• INSTRUCTION
Within the material below, find each line bearing the word "circle" and present it.

• MATERIAL PROVIDED

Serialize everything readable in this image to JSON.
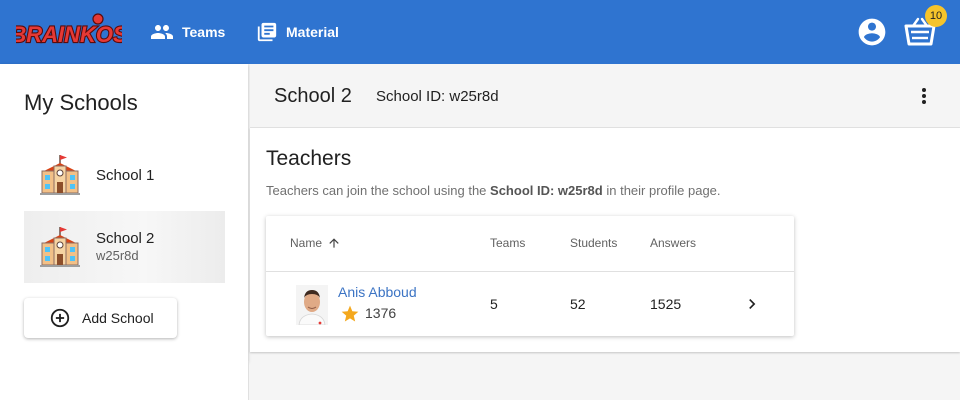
{
  "app": {
    "logo_text": "BRAINKOS",
    "brand_color": "#2f74d0",
    "accent_color": "#f6c42b"
  },
  "nav": {
    "teams": {
      "label": "Teams",
      "icon": "people-icon"
    },
    "material": {
      "label": "Material",
      "icon": "library-books-icon"
    }
  },
  "header_actions": {
    "account_icon": "account-circle-icon",
    "cart_icon": "basket-icon",
    "cart_count": "10"
  },
  "sidebar": {
    "title": "My Schools",
    "schools": [
      {
        "name": "School 1",
        "subtitle": "",
        "icon": "school-building-icon",
        "selected": false
      },
      {
        "name": "School 2",
        "subtitle": "w25r8d",
        "icon": "school-building-icon",
        "selected": true
      }
    ],
    "add_button": {
      "label": "Add School",
      "icon": "add-circle-icon"
    }
  },
  "school_header": {
    "title": "School 2",
    "id_text": "School ID: w25r8d",
    "menu_icon": "more-vert-icon"
  },
  "teachers": {
    "title": "Teachers",
    "desc_prefix": "Teachers can join the school using the ",
    "desc_bold": "School ID: w25r8d",
    "desc_suffix": " in their profile page.",
    "columns": {
      "name": "Name",
      "teams": "Teams",
      "students": "Students",
      "answers": "Answers"
    },
    "sort_icon": "arrow-up-icon",
    "rows": [
      {
        "name": "Anis Abboud",
        "score": "1376",
        "teams": "5",
        "students": "52",
        "answers": "1525"
      }
    ]
  }
}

• WORKED SOLUTION
    "account_icon": "account-circle-icon",
      "icon": "add-circle-icon"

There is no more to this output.